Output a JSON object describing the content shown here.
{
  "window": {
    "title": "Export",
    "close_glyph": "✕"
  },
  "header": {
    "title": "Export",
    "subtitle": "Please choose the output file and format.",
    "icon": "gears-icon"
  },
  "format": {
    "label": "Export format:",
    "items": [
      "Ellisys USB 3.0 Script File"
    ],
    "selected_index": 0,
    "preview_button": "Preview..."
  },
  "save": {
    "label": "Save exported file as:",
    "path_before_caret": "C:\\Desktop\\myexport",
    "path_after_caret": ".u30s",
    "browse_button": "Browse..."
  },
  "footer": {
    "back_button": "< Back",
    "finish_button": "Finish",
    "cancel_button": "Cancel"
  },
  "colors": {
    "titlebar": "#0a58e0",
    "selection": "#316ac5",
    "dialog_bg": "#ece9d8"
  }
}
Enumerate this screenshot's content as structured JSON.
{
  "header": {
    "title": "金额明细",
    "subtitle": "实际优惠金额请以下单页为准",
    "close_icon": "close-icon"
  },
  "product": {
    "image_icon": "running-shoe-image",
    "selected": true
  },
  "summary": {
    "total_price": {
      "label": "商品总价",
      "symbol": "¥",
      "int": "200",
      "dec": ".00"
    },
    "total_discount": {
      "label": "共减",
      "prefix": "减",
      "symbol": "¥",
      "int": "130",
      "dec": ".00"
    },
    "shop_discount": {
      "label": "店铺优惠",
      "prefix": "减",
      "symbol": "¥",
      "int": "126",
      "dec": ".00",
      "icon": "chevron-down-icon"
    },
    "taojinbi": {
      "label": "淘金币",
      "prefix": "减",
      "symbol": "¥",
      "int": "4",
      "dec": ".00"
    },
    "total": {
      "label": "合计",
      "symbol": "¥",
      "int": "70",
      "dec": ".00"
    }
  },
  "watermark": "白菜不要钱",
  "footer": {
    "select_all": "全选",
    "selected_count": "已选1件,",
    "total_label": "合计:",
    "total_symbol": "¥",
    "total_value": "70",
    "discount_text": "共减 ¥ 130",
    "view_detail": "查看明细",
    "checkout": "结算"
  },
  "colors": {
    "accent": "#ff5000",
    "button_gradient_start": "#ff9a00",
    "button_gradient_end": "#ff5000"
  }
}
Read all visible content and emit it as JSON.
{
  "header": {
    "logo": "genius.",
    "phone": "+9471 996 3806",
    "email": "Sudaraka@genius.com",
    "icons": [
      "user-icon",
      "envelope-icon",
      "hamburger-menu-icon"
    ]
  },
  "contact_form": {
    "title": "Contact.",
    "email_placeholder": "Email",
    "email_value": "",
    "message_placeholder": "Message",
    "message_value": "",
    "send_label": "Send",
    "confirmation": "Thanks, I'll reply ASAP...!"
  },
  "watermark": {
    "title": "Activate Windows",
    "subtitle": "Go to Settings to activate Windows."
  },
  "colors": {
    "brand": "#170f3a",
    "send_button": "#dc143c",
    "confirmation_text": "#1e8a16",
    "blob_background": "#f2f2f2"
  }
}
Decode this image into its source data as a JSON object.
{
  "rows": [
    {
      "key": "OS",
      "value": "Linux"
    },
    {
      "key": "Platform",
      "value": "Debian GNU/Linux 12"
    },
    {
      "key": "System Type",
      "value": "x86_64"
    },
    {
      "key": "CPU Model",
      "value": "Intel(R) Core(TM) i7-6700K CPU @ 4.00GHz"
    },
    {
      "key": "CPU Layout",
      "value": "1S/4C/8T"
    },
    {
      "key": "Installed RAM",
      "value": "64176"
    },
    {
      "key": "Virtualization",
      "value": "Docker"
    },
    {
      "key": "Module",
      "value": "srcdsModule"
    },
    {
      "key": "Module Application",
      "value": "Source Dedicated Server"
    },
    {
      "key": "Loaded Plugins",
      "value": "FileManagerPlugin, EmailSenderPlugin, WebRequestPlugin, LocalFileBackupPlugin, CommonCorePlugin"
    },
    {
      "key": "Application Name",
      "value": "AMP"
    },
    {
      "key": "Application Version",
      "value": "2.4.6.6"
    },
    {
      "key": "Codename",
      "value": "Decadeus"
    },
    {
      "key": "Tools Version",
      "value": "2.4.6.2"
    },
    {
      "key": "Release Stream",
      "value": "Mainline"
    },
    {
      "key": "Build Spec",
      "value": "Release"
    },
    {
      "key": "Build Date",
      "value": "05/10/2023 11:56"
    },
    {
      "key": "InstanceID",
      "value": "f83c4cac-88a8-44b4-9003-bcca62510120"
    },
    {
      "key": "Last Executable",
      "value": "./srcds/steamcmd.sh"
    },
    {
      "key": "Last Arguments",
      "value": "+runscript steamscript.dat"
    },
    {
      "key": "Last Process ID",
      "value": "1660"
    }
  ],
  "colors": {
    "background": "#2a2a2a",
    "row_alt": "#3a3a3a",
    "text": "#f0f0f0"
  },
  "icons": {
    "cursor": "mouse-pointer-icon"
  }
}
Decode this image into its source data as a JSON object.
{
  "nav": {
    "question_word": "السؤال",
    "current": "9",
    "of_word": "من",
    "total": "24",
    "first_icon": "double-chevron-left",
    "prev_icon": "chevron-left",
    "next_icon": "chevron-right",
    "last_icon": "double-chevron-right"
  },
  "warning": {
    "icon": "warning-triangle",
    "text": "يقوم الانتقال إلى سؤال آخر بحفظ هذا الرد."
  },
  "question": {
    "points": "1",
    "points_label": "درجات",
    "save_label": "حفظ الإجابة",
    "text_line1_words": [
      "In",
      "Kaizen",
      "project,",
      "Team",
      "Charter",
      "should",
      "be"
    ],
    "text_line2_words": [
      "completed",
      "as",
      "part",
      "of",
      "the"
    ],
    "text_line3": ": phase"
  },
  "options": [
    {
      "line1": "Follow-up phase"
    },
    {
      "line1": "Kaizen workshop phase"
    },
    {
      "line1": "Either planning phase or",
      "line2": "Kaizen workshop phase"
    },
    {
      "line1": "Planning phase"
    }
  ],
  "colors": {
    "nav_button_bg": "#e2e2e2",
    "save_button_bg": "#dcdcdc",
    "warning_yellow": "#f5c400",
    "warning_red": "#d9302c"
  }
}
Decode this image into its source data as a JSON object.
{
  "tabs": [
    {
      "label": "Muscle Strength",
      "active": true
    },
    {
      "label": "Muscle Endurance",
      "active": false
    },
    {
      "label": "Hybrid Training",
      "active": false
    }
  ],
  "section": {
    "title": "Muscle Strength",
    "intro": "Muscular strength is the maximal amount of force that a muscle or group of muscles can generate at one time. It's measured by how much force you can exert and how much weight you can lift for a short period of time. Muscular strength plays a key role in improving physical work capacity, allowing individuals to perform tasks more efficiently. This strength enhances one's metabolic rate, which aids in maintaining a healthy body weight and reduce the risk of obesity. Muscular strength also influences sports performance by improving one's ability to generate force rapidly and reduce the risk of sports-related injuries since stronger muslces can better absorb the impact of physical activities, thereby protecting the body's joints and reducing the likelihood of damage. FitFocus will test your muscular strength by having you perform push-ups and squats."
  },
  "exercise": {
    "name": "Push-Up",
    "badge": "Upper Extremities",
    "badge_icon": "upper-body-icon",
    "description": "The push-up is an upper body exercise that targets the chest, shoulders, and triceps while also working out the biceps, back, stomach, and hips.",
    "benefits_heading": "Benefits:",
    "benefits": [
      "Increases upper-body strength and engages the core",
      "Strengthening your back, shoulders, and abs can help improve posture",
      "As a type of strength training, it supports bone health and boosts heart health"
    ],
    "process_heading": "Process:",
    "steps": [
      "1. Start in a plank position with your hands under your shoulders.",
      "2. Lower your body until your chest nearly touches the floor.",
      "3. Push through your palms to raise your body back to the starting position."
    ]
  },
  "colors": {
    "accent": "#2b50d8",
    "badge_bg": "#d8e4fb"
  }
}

Objective
Word for word, quote all of the data above.

Answer to this exercise
Output a JSON object describing the content shown here.
{
  "window": {
    "title": "Export",
    "close_glyph": "✕"
  },
  "header": {
    "title": "Export",
    "subtitle": "Please choose the output file and format.",
    "icon": "gears-icon"
  },
  "format": {
    "label": "Export format:",
    "items": [
      "Ellisys USB 3.0 Script File"
    ],
    "selected_index": 0,
    "preview_button": "Preview..."
  },
  "save": {
    "label": "Save exported file as:",
    "path_before_caret": "C:\\Desktop\\myexport",
    "path_after_caret": ".u30s",
    "browse_button": "Browse..."
  },
  "footer": {
    "back_button": "< Back",
    "finish_button": "Finish",
    "cancel_button": "Cancel"
  },
  "colors": {
    "titlebar": "#0a58e0",
    "selection": "#316ac5",
    "dialog_bg": "#ece9d8"
  }
}
Enumerate this screenshot's content as structured JSON.
{
  "header": {
    "title": "金额明细",
    "subtitle": "实际优惠金额请以下单页为准",
    "close_icon": "close-icon"
  },
  "product": {
    "image_icon": "running-shoe-image",
    "selected": true
  },
  "summary": {
    "total_price": {
      "label": "商品总价",
      "symbol": "¥",
      "int": "200",
      "dec": ".00"
    },
    "total_discount": {
      "label": "共减",
      "prefix": "减",
      "symbol": "¥",
      "int": "130",
      "dec": ".00"
    },
    "shop_discount": {
      "label": "店铺优惠",
      "prefix": "减",
      "symbol": "¥",
      "int": "126",
      "dec": ".00",
      "icon": "chevron-down-icon"
    },
    "taojinbi": {
      "label": "淘金币",
      "prefix": "减",
      "symbol": "¥",
      "int": "4",
      "dec": ".00"
    },
    "total": {
      "label": "合计",
      "symbol": "¥",
      "int": "70",
      "dec": ".00"
    }
  },
  "watermark": "白菜不要钱",
  "footer": {
    "select_all": "全选",
    "selected_count": "已选1件,",
    "total_label": "合计:",
    "total_symbol": "¥",
    "total_value": "70",
    "discount_text": "共减 ¥ 130",
    "view_detail": "查看明细",
    "checkout": "结算"
  },
  "colors": {
    "accent": "#ff5000",
    "button_gradient_start": "#ff9a00",
    "button_gradient_end": "#ff5000"
  }
}
Read all visible content and emit it as JSON.
{
  "header": {
    "logo": "genius.",
    "phone": "+9471 996 3806",
    "email": "Sudaraka@genius.com",
    "icons": [
      "user-icon",
      "envelope-icon",
      "hamburger-menu-icon"
    ]
  },
  "contact_form": {
    "title": "Contact.",
    "email_placeholder": "Email",
    "email_value": "",
    "message_placeholder": "Message",
    "message_value": "",
    "send_label": "Send",
    "confirmation": "Thanks, I'll reply ASAP...!"
  },
  "watermark": {
    "title": "Activate Windows",
    "subtitle": "Go to Settings to activate Windows."
  },
  "colors": {
    "brand": "#170f3a",
    "send_button": "#dc143c",
    "confirmation_text": "#1e8a16",
    "blob_background": "#f2f2f2"
  }
}
Decode this image into its source data as a JSON object.
{
  "rows": [
    {
      "key": "OS",
      "value": "Linux"
    },
    {
      "key": "Platform",
      "value": "Debian GNU/Linux 12"
    },
    {
      "key": "System Type",
      "value": "x86_64"
    },
    {
      "key": "CPU Model",
      "value": "Intel(R) Core(TM) i7-6700K CPU @ 4.00GHz"
    },
    {
      "key": "CPU Layout",
      "value": "1S/4C/8T"
    },
    {
      "key": "Installed RAM",
      "value": "64176"
    },
    {
      "key": "Virtualization",
      "value": "Docker"
    },
    {
      "key": "Module",
      "value": "srcdsModule"
    },
    {
      "key": "Module Application",
      "value": "Source Dedicated Server"
    },
    {
      "key": "Loaded Plugins",
      "value": "FileManagerPlugin, EmailSenderPlugin, WebRequestPlugin, LocalFileBackupPlugin, CommonCorePlugin"
    },
    {
      "key": "Application Name",
      "value": "AMP"
    },
    {
      "key": "Application Version",
      "value": "2.4.6.6"
    },
    {
      "key": "Codename",
      "value": "Decadeus"
    },
    {
      "key": "Tools Version",
      "value": "2.4.6.2"
    },
    {
      "key": "Release Stream",
      "value": "Mainline"
    },
    {
      "key": "Build Spec",
      "value": "Release"
    },
    {
      "key": "Build Date",
      "value": "05/10/2023 11:56"
    },
    {
      "key": "InstanceID",
      "value": "f83c4cac-88a8-44b4-9003-bcca62510120"
    },
    {
      "key": "Last Executable",
      "value": "./srcds/steamcmd.sh"
    },
    {
      "key": "Last Arguments",
      "value": "+runscript steamscript.dat"
    },
    {
      "key": "Last Process ID",
      "value": "1660"
    }
  ],
  "colors": {
    "background": "#2a2a2a",
    "row_alt": "#3a3a3a",
    "text": "#f0f0f0"
  },
  "icons": {
    "cursor": "mouse-pointer-icon"
  }
}
Decode this image into its source data as a JSON object.
{
  "nav": {
    "question_word": "السؤال",
    "current": "9",
    "of_word": "من",
    "total": "24",
    "first_icon": "double-chevron-left",
    "prev_icon": "chevron-left",
    "next_icon": "chevron-right",
    "last_icon": "double-chevron-right"
  },
  "warning": {
    "icon": "warning-triangle",
    "text": "يقوم الانتقال إلى سؤال آخر بحفظ هذا الرد."
  },
  "question": {
    "points": "1",
    "points_label": "درجات",
    "save_label": "حفظ الإجابة",
    "text_line1_words": [
      "In",
      "Kaizen",
      "project,",
      "Team",
      "Charter",
      "should",
      "be"
    ],
    "text_line2_words": [
      "completed",
      "as",
      "part",
      "of",
      "the"
    ],
    "text_line3": ": phase"
  },
  "options": [
    {
      "line1": "Follow-up phase"
    },
    {
      "line1": "Kaizen workshop phase"
    },
    {
      "line1": "Either planning phase or",
      "line2": "Kaizen workshop phase"
    },
    {
      "line1": "Planning phase"
    }
  ],
  "colors": {
    "nav_button_bg": "#e2e2e2",
    "save_button_bg": "#dcdcdc",
    "warning_yellow": "#f5c400",
    "warning_red": "#d9302c"
  }
}
Decode this image into its source data as a JSON object.
{
  "tabs": [
    {
      "label": "Muscle Strength",
      "active": true
    },
    {
      "label": "Muscle Endurance",
      "active": false
    },
    {
      "label": "Hybrid Training",
      "active": false
    }
  ],
  "section": {
    "title": "Muscle Strength",
    "intro": "Muscular strength is the maximal amount of force that a muscle or group of muscles can generate at one time. It's measured by how much force you can exert and how much weight you can lift for a short period of time. Muscular strength plays a key role in improving physical work capacity, allowing individuals to perform tasks more efficiently. This strength enhances one's metabolic rate, which aids in maintaining a healthy body weight and reduce the risk of obesity. Muscular strength also influences sports performance by improving one's ability to generate force rapidly and reduce the risk of sports-related injuries since stronger muslces can better absorb the impact of physical activities, thereby protecting the body's joints and reducing the likelihood of damage. FitFocus will test your muscular strength by having you perform push-ups and squats."
  },
  "exercise": {
    "name": "Push-Up",
    "badge": "Upper Extremities",
    "badge_icon": "upper-body-icon",
    "description": "The push-up is an upper body exercise that targets the chest, shoulders, and triceps while also working out the biceps, back, stomach, and hips.",
    "benefits_heading": "Benefits:",
    "benefits": [
      "Increases upper-body strength and engages the core",
      "Strengthening your back, shoulders, and abs can help improve posture",
      "As a type of strength training, it supports bone health and boosts heart health"
    ],
    "process_heading": "Process:",
    "steps": [
      "1. Start in a plank position with your hands under your shoulders.",
      "2. Lower your body until your chest nearly touches the floor.",
      "3. Push through your palms to raise your body back to the starting position."
    ]
  },
  "colors": {
    "accent": "#2b50d8",
    "badge_bg": "#d8e4fb"
  }
}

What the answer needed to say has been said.